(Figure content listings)
§ §

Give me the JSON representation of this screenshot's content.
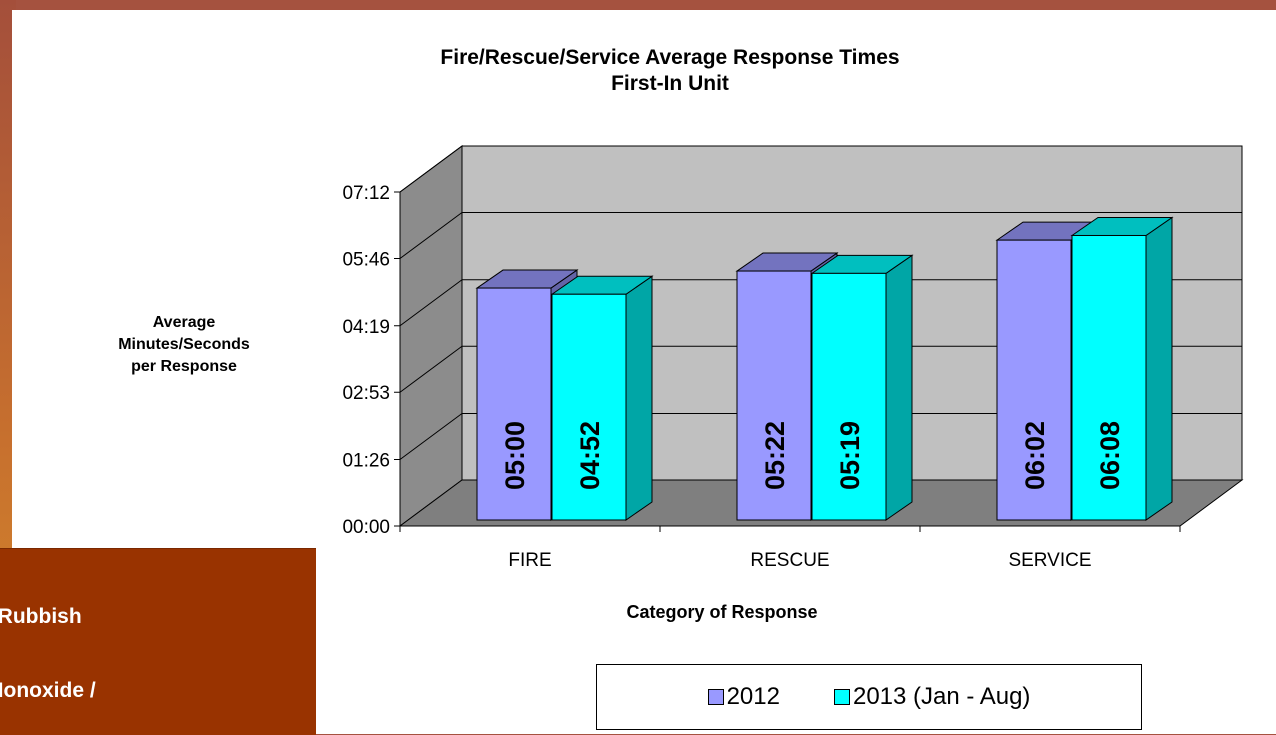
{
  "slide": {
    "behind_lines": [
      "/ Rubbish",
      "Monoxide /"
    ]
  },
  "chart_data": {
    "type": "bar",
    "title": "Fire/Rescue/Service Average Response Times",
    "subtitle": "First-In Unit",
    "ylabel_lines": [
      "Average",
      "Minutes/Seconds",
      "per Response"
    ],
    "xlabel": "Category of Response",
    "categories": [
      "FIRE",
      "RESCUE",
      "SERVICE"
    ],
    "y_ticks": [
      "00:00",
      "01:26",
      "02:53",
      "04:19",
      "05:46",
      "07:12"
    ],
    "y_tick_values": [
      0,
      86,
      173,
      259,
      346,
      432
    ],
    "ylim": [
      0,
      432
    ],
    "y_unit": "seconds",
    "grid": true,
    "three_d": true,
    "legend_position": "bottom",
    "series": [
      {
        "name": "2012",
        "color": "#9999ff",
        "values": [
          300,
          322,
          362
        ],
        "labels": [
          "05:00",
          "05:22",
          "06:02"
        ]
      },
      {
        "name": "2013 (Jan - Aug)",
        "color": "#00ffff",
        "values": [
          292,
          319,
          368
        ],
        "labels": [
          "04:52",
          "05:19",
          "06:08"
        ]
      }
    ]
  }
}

§ §

• Task description: From the data, list each line in which the string "Response" appears.

• Task answer:
    "title": "Fire/Rescue/Service Average Response Times",
      "per Response"
    "xlabel": "Category of Response",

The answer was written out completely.